--- BEGIN DATA SECTION ---

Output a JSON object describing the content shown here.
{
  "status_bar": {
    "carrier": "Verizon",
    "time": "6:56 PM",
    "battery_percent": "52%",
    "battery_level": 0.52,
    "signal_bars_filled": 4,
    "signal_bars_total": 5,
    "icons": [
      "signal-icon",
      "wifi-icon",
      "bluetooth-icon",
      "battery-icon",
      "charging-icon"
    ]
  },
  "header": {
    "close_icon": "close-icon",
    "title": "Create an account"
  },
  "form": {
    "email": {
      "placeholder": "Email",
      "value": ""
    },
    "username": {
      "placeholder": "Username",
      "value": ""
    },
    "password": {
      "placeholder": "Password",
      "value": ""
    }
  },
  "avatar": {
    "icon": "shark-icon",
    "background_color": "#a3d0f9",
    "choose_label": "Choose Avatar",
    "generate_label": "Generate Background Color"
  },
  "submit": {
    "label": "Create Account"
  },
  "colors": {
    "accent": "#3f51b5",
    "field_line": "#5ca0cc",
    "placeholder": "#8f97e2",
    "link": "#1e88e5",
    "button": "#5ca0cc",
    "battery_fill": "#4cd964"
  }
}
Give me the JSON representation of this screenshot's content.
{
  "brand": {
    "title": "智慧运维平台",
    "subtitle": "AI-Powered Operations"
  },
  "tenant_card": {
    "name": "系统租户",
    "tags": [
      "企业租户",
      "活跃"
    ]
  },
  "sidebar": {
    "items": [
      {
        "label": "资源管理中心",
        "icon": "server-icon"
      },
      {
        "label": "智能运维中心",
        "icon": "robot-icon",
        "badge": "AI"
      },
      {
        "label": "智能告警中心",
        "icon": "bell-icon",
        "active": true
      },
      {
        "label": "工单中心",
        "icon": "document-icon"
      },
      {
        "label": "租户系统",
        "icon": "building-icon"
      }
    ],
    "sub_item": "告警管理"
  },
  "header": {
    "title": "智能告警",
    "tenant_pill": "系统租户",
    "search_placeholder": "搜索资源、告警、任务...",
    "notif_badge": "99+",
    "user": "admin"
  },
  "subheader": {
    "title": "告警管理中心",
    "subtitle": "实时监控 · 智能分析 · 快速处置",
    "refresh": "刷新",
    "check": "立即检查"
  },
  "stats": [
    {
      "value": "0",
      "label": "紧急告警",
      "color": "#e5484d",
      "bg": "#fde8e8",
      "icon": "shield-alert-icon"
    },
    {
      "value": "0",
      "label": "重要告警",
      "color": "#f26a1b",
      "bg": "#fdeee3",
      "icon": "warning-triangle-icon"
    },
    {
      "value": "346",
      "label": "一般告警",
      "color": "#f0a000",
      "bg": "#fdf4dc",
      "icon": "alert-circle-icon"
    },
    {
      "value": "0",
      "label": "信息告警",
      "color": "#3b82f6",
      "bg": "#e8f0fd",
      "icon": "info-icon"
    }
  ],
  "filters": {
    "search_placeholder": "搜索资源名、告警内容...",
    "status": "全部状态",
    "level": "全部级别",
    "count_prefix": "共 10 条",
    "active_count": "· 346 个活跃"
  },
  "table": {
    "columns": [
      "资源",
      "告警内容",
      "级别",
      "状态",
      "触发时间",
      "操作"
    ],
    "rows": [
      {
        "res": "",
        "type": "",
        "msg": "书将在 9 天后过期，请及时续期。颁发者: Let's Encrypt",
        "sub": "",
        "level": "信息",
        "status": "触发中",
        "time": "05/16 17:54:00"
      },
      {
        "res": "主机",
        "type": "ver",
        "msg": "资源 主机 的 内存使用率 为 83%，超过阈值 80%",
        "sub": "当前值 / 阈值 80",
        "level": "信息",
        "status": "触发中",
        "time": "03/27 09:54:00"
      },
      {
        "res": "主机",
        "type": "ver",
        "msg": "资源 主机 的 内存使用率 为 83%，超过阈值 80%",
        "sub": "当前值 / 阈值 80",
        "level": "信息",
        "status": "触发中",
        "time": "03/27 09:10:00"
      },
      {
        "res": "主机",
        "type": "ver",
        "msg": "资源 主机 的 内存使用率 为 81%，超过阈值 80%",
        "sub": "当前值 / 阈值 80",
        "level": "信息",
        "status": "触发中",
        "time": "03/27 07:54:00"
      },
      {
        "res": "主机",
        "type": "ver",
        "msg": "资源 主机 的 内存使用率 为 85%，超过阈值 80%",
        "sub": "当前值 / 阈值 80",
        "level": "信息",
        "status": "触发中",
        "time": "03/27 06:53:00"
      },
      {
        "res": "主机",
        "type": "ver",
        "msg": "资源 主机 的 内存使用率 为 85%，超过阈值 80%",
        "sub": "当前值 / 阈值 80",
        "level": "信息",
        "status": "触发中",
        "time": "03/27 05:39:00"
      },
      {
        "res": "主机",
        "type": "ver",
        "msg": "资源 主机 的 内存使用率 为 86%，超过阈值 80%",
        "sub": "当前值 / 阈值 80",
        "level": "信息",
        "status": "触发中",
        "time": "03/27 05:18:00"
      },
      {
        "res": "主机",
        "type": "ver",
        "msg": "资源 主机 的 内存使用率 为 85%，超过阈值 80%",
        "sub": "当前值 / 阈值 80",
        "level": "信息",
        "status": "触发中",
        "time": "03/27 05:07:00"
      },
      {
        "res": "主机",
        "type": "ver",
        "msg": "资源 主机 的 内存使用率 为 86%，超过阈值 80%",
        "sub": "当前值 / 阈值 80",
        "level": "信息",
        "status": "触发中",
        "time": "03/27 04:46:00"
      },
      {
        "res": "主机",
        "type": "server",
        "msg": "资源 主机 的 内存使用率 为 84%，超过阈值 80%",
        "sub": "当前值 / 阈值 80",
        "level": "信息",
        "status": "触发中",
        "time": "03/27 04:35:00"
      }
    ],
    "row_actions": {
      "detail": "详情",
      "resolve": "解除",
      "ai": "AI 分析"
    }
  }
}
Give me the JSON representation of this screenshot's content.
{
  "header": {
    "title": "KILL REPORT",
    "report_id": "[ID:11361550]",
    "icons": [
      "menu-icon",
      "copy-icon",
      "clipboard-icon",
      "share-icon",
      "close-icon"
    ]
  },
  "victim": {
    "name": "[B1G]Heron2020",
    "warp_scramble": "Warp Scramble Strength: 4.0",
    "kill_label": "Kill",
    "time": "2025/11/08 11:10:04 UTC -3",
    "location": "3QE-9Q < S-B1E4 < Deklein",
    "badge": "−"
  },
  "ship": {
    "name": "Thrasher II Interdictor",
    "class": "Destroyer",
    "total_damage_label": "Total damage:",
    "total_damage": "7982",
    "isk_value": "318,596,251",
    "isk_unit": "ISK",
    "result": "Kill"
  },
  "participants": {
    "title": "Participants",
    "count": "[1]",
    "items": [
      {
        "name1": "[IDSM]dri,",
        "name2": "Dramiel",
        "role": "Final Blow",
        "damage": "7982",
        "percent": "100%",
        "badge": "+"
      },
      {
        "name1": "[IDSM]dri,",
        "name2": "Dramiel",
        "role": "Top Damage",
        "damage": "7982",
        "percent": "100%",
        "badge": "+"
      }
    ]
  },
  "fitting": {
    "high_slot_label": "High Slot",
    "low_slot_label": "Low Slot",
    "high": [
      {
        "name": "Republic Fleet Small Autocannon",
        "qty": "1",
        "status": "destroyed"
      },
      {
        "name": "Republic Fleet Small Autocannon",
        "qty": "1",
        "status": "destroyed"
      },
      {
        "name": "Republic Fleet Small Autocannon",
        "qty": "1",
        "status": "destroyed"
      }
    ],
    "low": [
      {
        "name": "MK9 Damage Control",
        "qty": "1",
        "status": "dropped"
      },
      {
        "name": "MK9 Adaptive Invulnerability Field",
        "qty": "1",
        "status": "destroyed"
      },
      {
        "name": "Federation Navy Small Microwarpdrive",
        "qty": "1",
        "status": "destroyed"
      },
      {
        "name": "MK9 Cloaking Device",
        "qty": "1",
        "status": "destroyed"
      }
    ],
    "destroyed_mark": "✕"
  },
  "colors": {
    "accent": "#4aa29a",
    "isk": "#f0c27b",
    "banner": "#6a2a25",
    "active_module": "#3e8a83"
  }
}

--- END DATA SECTION ---

_YOUR TASK:_ Tally the lines holding the string "alert" and give only the count.

_RESULT:_ 2